- **Task goal**:
Render each line of the records below as one string in a JSON list, leaving out blank lines and covering every record.

--- start Records provided ---

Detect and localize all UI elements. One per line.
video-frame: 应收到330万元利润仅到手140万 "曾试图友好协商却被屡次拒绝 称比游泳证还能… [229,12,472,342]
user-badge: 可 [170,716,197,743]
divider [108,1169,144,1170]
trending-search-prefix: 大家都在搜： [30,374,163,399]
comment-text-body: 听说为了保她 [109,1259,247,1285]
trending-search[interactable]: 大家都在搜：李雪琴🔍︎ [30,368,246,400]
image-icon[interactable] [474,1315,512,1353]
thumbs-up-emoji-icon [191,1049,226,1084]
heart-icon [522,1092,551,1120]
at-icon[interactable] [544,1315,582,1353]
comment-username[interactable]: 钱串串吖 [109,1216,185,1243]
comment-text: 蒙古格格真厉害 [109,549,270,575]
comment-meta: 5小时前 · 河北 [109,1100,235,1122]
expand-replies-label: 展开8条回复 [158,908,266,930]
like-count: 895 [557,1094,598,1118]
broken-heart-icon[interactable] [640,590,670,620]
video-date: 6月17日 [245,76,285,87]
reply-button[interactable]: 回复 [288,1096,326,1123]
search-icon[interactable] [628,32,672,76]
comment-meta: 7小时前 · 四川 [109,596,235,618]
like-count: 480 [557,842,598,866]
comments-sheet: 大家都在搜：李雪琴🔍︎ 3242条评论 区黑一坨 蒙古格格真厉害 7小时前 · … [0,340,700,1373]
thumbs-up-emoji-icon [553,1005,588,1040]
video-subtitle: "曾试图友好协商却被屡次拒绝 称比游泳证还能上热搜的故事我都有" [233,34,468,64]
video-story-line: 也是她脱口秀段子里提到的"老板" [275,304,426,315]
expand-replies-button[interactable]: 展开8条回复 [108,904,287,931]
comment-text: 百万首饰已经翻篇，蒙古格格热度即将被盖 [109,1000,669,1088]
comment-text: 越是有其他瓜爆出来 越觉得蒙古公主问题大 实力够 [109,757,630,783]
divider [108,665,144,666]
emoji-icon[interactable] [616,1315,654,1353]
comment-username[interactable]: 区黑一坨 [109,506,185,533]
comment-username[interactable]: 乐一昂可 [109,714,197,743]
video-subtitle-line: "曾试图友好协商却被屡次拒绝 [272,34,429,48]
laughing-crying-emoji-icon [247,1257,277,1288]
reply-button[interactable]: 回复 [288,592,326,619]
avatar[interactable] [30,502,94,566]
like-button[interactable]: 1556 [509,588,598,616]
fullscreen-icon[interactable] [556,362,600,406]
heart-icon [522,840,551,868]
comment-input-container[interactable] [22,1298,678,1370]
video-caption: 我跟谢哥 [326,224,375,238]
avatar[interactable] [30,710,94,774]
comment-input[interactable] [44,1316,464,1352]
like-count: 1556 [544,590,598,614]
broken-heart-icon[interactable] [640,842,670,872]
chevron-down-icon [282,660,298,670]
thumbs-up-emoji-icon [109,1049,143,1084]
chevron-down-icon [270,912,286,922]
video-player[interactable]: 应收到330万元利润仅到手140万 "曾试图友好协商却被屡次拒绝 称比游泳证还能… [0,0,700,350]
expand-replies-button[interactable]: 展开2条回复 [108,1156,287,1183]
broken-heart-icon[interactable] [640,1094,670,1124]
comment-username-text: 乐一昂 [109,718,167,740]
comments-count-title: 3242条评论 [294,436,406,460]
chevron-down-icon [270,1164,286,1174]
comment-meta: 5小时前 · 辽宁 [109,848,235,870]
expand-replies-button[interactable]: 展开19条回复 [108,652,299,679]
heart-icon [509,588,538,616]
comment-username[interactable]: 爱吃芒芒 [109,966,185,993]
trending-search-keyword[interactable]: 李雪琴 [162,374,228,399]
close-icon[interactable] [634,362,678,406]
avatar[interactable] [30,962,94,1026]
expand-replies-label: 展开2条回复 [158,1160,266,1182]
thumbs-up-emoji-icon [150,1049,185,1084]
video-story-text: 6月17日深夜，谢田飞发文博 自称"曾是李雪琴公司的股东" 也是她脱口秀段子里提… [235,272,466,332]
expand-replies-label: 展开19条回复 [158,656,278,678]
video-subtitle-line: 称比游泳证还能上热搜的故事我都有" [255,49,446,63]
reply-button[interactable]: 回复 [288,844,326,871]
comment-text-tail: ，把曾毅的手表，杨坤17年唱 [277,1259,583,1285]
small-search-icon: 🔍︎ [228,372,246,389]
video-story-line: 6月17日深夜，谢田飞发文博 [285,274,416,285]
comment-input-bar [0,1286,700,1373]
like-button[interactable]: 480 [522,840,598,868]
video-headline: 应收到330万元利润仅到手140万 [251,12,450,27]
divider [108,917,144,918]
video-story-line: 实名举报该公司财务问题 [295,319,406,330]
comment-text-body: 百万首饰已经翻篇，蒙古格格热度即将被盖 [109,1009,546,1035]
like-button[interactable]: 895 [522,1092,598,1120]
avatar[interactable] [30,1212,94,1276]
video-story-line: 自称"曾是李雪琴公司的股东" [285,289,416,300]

--- end Records provided ---

- **Response**:
[
  "Detect and localize all UI elements. One per line.",
  "video-frame: 应收到330万元利润仅到手140万 \"曾试图友好协商却被屡次拒绝 称比游泳证还能… [229,12,472,342]",
  "user-badge: 可 [170,716,197,743]",
  "divider [108,1169,144,1170]",
  "trending-search-prefix: 大家都在搜： [30,374,163,399]",
  "comment-text-body: 听说为了保她 [109,1259,247,1285]",
  "trending-search[interactable]: 大家都在搜：李雪琴🔍︎ [30,368,246,400]",
  "image-icon[interactable] [474,1315,512,1353]",
  "thumbs-up-emoji-icon [191,1049,226,1084]",
  "heart-icon [522,1092,551,1120]",
  "at-icon[interactable] [544,1315,582,1353]",
  "comment-username[interactable]: 钱串串吖 [109,1216,185,1243]",
  "comment-text: 蒙古格格真厉害 [109,549,270,575]",
  "comment-meta: 5小时前 · 河北 [109,1100,235,1122]",
  "expand-replies-label: 展开8条回复 [158,908,266,930]",
  "like-count: 895 [557,1094,598,1118]",
  "broken-heart-icon[interactable] [640,590,670,620]",
  "video-date: 6月17日 [245,76,285,87]",
  "reply-button[interactable]: 回复 [288,1096,326,1123]",
  "search-icon[interactable] [628,32,672,76]",
  "comment-meta: 7小时前 · 四川 [109,596,235,618]",
  "like-count: 480 [557,842,598,866]",
  "comments-sheet: 大家都在搜：李雪琴🔍︎ 3242条评论 区黑一坨 蒙古格格真厉害 7小时前 · … [0,340,700,1373]",
  "thumbs-up-emoji-icon [553,1005,588,1040]",
  "video-subtitle: \"曾试图友好协商却被屡次拒绝 称比游泳证还能上热搜的故事我都有\" [233,34,468,64]",
  "video-story-line: 也是她脱口秀段子里提到的\"老板\" [275,304,426,315]",
  "expand-replies-button[interactable]: 展开8条回复 [108,904,287,931]",
  "comment-text: 百万首饰已经翻篇，蒙古格格热度即将被盖 [109,1000,669,1088]",
  "comment-text: 越是有其他瓜爆出来 越觉得蒙古公主问题大 实力够 [109,757,630,783]",
  "divider [108,665,144,666]",
  "emoji-icon[interactable] [616,1315,654,1353]",
  "comment-username[interactable]: 区黑一坨 [109,506,185,533]",
  "comment-username[interactable]: 乐一昂可 [109,714,197,743]",
  "video-subtitle-line: \"曾试图友好协商却被屡次拒绝 [272,34,429,48]",
  "laughing-crying-emoji-icon [247,1257,277,1288]",
  "reply-button[interactable]: 回复 [288,592,326,619]",
  "avatar[interactable] [30,502,94,566]",
  "like-button[interactable]: 1556 [509,588,598,616]",
  "fullscreen-icon[interactable] [556,362,600,406]",
  "heart-icon [522,840,551,868]",
  "comment-input-container[interactable] [22,1298,678,1370]",
  "video-caption: 我跟谢哥 [326,224,375,238]",
  "avatar[interactable] [30,710,94,774]",
  "comment-input[interactable] [44,1316,464,1352]",
  "like-count: 1556 [544,590,598,614]",
  "broken-heart-icon[interactable] [640,842,670,872]",
  "chevron-down-icon [282,660,298,670]",
  "thumbs-up-emoji-icon [109,1049,143,1084]",
  "chevron-down-icon [270,912,286,922]",
  "video-player[interactable]: 应收到330万元利润仅到手140万 \"曾试图友好协商却被屡次拒绝 称比游泳证还能… [0,0,700,350]",
  "expand-replies-button[interactable]: 展开2条回复 [108,1156,287,1183]",
  "broken-heart-icon[interactable] [640,1094,670,1124]",
  "comment-username-text: 乐一昂 [109,718,167,740]",
  "comments-count-title: 3242条评论 [294,436,406,460]",
  "chevron-down-icon [270,1164,286,1174]",
  "comment-meta: 5小时前 · 辽宁 [109,848,235,870]",
  "expand-replies-button[interactable]: 展开19条回复 [108,652,299,679]",
  "heart-icon [509,588,538,616]",
  "comment-username[interactable]: 爱吃芒芒 [109,966,185,993]",
  "trending-search-keyword[interactable]: 李雪琴 [162,374,228,399]",
  "close-icon[interactable] [634,362,678,406]",
  "avatar[interactable] [30,962,94,1026]",
  "expand-replies-label: 展开2条回复 [158,1160,266,1182]",
  "thumbs-up-emoji-icon [150,1049,185,1084]",
  "video-story-text: 6月17日深夜，谢田飞发文博 自称\"曾是李雪琴公司的股东\" 也是她脱口秀段子里提… [235,272,466,332]",
  "expand-replies-label: 展开19条回复 [158,656,278,678]",
  "video-subtitle-line: 称比游泳证还能上热搜的故事我都有\" [255,49,446,63]",
  "reply-button[interactable]: 回复 [288,844,326,871]",
  "comment-text-tail: ，把曾毅的手表，杨坤17年唱 [277,1259,583,1285]",
  "small-search-icon: 🔍︎ [228,372,246,389]",
  "video-story-line: 6月17日深夜，谢田飞发文博 [285,274,416,285]",
  "comment-input-bar [0,1286,700,1373]",
  "like-button[interactable]: 480 [522,840,598,868]",
  "video-headline: 应收到330万元利润仅到手140万 [251,12,450,27]",
  "divider [108,917,144,918]",
  "video-story-line: 实名举报该公司财务问题 [295,319,406,330]",
  "comment-text-body: 百万首饰已经翻篇，蒙古格格热度即将被盖 [109,1009,546,1035]",
  "like-button[interactable]: 895 [522,1092,598,1120]",
  "avatar[interactable] [30,1212,94,1276]",
  "video-story-line: 自称\"曾是李雪琴公司的股东\" [285,289,416,300]"
]